WHAT THE EXERCISE ASKS: From the entries below, please gather each line containing the string "books".
____________
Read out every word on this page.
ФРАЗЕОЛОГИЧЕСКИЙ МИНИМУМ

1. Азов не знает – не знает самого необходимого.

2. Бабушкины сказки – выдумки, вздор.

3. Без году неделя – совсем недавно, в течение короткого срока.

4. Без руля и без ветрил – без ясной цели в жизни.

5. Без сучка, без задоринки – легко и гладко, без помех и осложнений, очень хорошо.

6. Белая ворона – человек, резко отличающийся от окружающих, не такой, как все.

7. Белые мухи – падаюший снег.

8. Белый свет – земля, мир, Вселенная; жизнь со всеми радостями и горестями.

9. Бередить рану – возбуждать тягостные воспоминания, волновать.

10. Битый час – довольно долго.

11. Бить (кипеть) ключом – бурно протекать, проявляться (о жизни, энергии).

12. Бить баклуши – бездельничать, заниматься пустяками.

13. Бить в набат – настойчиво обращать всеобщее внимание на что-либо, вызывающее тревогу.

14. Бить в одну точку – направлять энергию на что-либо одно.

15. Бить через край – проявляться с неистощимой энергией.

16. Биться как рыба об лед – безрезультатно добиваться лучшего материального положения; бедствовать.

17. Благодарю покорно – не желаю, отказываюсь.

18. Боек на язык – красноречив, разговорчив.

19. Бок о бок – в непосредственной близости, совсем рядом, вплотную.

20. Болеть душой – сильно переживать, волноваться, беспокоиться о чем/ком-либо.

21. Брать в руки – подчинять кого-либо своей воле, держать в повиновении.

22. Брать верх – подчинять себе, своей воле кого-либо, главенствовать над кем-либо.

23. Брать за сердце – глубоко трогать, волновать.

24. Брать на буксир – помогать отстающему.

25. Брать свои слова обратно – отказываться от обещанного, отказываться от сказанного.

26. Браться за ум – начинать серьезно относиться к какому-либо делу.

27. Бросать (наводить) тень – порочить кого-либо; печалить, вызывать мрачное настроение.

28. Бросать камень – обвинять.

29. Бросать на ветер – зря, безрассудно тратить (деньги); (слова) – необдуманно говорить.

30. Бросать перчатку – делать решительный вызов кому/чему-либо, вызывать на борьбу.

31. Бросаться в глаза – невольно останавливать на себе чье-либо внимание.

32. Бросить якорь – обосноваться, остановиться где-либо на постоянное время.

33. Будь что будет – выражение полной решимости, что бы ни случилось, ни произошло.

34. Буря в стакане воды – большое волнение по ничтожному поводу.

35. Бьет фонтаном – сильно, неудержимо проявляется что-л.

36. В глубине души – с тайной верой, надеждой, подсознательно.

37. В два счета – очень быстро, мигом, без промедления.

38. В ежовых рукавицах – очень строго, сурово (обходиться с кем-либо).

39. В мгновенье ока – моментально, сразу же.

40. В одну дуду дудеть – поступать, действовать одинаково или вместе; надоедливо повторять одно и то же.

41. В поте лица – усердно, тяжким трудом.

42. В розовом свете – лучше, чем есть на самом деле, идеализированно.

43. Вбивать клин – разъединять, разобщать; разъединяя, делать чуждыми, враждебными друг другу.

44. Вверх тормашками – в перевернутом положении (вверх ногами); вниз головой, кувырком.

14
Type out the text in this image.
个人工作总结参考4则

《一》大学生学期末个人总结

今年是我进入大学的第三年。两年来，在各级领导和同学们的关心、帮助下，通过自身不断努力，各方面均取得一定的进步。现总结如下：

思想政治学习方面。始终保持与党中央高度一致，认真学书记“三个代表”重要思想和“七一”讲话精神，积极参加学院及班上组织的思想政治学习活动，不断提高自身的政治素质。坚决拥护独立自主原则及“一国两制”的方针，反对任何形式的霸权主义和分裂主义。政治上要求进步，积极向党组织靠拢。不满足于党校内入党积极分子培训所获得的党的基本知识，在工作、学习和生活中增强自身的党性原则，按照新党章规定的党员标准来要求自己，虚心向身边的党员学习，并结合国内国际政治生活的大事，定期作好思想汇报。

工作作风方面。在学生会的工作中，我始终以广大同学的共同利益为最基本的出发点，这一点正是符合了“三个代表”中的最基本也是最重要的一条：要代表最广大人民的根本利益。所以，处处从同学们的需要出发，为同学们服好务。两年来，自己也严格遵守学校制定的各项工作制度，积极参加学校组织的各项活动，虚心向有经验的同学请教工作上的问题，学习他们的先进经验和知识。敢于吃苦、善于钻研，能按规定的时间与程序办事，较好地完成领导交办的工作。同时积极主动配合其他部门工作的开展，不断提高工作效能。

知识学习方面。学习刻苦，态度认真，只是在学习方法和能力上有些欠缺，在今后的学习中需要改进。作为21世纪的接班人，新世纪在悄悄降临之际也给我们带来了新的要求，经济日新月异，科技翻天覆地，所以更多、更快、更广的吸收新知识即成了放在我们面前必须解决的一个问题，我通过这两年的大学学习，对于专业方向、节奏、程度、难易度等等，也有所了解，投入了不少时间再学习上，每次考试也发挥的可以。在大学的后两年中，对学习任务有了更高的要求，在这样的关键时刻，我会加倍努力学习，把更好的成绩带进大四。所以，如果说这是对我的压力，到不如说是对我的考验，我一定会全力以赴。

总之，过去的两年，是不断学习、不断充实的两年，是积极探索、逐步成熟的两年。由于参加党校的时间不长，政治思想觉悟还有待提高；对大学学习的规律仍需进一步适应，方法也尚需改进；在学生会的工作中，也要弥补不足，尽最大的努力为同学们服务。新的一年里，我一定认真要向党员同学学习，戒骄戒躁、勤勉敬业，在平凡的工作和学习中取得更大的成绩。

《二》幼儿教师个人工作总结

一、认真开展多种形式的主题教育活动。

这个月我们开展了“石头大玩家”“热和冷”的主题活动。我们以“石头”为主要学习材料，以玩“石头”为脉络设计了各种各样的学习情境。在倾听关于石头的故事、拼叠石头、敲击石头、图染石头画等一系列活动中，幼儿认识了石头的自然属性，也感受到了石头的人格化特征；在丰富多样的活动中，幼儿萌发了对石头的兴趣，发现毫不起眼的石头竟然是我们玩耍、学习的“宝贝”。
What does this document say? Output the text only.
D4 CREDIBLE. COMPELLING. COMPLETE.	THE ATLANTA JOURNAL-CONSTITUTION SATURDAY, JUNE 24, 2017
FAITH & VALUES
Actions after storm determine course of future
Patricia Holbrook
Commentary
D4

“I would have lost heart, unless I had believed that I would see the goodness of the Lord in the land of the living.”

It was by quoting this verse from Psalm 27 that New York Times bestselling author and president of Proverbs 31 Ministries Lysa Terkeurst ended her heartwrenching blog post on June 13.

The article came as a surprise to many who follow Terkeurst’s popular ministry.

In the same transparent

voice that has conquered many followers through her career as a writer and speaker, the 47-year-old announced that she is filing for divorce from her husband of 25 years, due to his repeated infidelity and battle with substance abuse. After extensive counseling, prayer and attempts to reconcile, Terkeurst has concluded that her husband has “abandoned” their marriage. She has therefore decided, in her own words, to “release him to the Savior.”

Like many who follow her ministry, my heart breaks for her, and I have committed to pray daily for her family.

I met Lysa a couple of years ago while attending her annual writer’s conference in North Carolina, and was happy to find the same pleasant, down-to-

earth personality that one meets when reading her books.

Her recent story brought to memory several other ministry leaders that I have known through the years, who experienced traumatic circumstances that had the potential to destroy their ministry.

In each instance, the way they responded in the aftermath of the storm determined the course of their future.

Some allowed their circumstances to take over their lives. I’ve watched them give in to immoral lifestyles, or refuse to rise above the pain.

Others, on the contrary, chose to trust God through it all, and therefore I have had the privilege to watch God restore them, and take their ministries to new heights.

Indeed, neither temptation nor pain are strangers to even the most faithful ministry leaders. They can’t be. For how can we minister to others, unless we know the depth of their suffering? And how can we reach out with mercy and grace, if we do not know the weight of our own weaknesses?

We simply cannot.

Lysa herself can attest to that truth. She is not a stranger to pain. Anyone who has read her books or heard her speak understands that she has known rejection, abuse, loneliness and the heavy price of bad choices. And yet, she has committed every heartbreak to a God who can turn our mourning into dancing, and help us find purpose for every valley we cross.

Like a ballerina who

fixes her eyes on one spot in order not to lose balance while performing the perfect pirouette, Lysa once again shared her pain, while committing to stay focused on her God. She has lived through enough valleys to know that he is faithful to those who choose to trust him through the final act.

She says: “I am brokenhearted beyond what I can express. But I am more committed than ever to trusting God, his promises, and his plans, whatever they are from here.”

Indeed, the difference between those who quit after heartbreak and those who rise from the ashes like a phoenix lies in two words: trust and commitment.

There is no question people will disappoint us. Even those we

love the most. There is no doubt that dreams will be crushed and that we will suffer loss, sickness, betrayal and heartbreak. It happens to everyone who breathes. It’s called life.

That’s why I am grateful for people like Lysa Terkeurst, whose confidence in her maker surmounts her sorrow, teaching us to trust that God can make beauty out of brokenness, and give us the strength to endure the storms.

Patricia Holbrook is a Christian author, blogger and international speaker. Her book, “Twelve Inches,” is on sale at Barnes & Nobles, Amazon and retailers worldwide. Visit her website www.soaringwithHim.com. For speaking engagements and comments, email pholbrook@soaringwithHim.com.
____________
REPLY TO THE TASK:
earth personality that one meets when reading her books.
Lysa herself can attest to that truth. She is not a stranger to pain. Anyone who has read her books or heard her speak understands that she has known rejection, abuse, loneliness and the heavy price of bad choices. And yet, she has committed every heartbreak to a God who can turn our mourning into dancing, and help us find purpose for every valley we cross.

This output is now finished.